Please give the listing again in its entirety, exactly as written.

[DATA PROVIDED]:

^^^^^^^^^^^^^^^^

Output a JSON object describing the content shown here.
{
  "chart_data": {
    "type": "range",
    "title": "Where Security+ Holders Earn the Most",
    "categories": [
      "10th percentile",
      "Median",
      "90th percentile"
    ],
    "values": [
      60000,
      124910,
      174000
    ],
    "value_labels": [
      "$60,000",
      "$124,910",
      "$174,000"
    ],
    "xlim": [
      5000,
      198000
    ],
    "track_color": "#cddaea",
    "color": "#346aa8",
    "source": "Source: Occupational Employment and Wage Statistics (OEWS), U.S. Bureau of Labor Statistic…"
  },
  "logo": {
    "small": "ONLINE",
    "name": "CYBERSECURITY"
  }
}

^^^^^^^^^^^^^^^^

[TASK RESPONSE]:
Output a JSON object describing the content shown here.
{
  "chart_data": {
    "type": "range",
    "title": "Where Security+ Holders Earn the Most",
    "categories": [
      "10th percentile",
      "Median",
      "90th percentile"
    ],
    "values": [
      60000,
      124910,
      174000
    ],
    "value_labels": [
      "$60,000",
      "$124,910",
      "$174,000"
    ],
    "xlim": [
      5000,
      198000
    ],
    "track_color": "#cddaea",
    "color": "#346aa8",
    "source": "Source: Occupational Employment and Wage Statistics (OEWS), U.S. Bureau of Labor Statistic…"
  },
  "logo": {
    "small": "ONLINE",
    "name": "CYBERSECURITY"
  }
}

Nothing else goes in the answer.